▶ **EXERCISE OBJECTIVE**
Could you copy out every one of the data entries below, word for word?

▶ **Data entries**
══════

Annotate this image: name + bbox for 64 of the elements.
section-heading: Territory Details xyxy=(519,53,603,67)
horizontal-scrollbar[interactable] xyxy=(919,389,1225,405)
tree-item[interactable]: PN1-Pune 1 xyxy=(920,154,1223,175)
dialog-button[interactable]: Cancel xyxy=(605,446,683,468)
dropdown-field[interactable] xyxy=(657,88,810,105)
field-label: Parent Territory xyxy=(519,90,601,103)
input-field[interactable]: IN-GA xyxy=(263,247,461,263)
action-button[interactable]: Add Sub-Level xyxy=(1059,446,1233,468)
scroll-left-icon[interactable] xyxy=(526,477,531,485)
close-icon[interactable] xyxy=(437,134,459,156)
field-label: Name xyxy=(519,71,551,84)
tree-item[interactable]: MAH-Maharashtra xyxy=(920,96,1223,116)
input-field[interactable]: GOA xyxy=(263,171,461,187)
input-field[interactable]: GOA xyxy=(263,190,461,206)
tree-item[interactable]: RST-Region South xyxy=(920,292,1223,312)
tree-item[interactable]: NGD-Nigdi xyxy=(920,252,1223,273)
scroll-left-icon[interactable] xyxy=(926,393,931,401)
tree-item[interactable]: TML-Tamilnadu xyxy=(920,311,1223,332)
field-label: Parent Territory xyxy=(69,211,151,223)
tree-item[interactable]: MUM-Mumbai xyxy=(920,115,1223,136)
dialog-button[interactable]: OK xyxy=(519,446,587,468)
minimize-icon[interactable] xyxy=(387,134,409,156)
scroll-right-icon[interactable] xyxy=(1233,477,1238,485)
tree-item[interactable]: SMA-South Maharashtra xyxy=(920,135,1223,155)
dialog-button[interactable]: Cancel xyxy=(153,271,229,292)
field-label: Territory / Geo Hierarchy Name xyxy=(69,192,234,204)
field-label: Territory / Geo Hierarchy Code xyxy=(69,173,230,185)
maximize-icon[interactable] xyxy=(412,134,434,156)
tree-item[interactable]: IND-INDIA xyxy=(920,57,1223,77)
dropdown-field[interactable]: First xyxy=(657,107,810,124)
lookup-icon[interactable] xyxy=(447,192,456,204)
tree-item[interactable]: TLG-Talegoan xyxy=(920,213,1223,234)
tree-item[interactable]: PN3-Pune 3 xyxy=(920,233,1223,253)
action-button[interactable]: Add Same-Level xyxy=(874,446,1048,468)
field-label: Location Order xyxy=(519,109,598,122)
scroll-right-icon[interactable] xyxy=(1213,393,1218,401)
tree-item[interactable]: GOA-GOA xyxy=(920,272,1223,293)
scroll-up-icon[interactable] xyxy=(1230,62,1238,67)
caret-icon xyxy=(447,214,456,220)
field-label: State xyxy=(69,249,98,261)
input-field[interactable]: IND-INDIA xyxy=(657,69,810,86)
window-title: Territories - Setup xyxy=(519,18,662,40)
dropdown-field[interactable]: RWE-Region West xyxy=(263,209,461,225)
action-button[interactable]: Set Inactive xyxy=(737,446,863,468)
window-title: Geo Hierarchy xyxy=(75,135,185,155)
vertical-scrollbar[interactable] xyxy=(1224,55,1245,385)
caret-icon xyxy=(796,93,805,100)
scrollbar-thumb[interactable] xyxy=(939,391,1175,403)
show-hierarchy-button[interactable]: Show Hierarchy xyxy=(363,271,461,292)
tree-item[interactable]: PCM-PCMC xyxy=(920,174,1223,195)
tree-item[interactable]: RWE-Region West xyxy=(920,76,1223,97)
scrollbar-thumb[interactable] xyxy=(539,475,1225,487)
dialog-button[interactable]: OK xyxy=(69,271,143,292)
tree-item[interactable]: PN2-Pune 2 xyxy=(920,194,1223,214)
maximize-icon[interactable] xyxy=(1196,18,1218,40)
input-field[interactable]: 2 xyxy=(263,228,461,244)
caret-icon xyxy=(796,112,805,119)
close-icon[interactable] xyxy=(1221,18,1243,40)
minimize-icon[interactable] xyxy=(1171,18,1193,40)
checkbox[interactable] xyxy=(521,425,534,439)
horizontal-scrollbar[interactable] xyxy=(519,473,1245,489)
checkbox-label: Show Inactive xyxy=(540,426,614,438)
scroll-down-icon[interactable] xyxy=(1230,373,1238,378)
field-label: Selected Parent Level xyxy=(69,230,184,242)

══════

▶ **OUTPUT**
Annotate this image: name + bbox for 64 of the elements.
section-heading: Territory Details xyxy=(519,53,603,67)
horizontal-scrollbar[interactable] xyxy=(919,389,1225,405)
tree-item[interactable]: PN1-Pune 1 xyxy=(920,154,1223,175)
dialog-button[interactable]: Cancel xyxy=(605,446,683,468)
dropdown-field[interactable] xyxy=(657,88,810,105)
field-label: Parent Territory xyxy=(519,90,601,103)
input-field[interactable]: IN-GA xyxy=(263,247,461,263)
action-button[interactable]: Add Sub-Level xyxy=(1059,446,1233,468)
scroll-left-icon[interactable] xyxy=(526,477,531,485)
close-icon[interactable] xyxy=(437,134,459,156)
field-label: Name xyxy=(519,71,551,84)
tree-item[interactable]: MAH-Maharashtra xyxy=(920,96,1223,116)
input-field[interactable]: GOA xyxy=(263,171,461,187)
input-field[interactable]: GOA xyxy=(263,190,461,206)
tree-item[interactable]: RST-Region South xyxy=(920,292,1223,312)
tree-item[interactable]: NGD-Nigdi xyxy=(920,252,1223,273)
scroll-left-icon[interactable] xyxy=(926,393,931,401)
tree-item[interactable]: TML-Tamilnadu xyxy=(920,311,1223,332)
field-label: Parent Territory xyxy=(69,211,151,223)
tree-item[interactable]: MUM-Mumbai xyxy=(920,115,1223,136)
dialog-button[interactable]: OK xyxy=(519,446,587,468)
minimize-icon[interactable] xyxy=(387,134,409,156)
scroll-right-icon[interactable] xyxy=(1233,477,1238,485)
tree-item[interactable]: SMA-South Maharashtra xyxy=(920,135,1223,155)
dialog-button[interactable]: Cancel xyxy=(153,271,229,292)
field-label: Territory / Geo Hierarchy Name xyxy=(69,192,234,204)
field-label: Territory / Geo Hierarchy Code xyxy=(69,173,230,185)
maximize-icon[interactable] xyxy=(412,134,434,156)
tree-item[interactable]: IND-INDIA xyxy=(920,57,1223,77)
dropdown-field[interactable]: First xyxy=(657,107,810,124)
lookup-icon[interactable] xyxy=(447,192,456,204)
tree-item[interactable]: TLG-Talegoan xyxy=(920,213,1223,234)
tree-item[interactable]: PN3-Pune 3 xyxy=(920,233,1223,253)
action-button[interactable]: Add Same-Level xyxy=(874,446,1048,468)
field-label: Location Order xyxy=(519,109,598,122)
scroll-right-icon[interactable] xyxy=(1213,393,1218,401)
tree-item[interactable]: GOA-GOA xyxy=(920,272,1223,293)
scroll-up-icon[interactable] xyxy=(1230,62,1238,67)
caret-icon xyxy=(447,214,456,220)
field-label: State xyxy=(69,249,98,261)
input-field[interactable]: IND-INDIA xyxy=(657,69,810,86)
window-title: Territories - Setup xyxy=(519,18,662,40)
dropdown-field[interactable]: RWE-Region West xyxy=(263,209,461,225)
action-button[interactable]: Set Inactive xyxy=(737,446,863,468)
window-title: Geo Hierarchy xyxy=(75,135,185,155)
vertical-scrollbar[interactable] xyxy=(1224,55,1245,385)
caret-icon xyxy=(796,93,805,100)
scrollbar-thumb[interactable] xyxy=(939,391,1175,403)
show-hierarchy-button[interactable]: Show Hierarchy xyxy=(363,271,461,292)
tree-item[interactable]: PCM-PCMC xyxy=(920,174,1223,195)
tree-item[interactable]: RWE-Region West xyxy=(920,76,1223,97)
scrollbar-thumb[interactable] xyxy=(539,475,1225,487)
dialog-button[interactable]: OK xyxy=(69,271,143,292)
tree-item[interactable]: PN2-Pune 2 xyxy=(920,194,1223,214)
maximize-icon[interactable] xyxy=(1196,18,1218,40)
input-field[interactable]: 2 xyxy=(263,228,461,244)
caret-icon xyxy=(796,112,805,119)
close-icon[interactable] xyxy=(1221,18,1243,40)
minimize-icon[interactable] xyxy=(1171,18,1193,40)
checkbox[interactable] xyxy=(521,425,534,439)
horizontal-scrollbar[interactable] xyxy=(519,473,1245,489)
checkbox-label: Show Inactive xyxy=(540,426,614,438)
scroll-down-icon[interactable] xyxy=(1230,373,1238,378)
field-label: Selected Parent Level xyxy=(69,230,184,242)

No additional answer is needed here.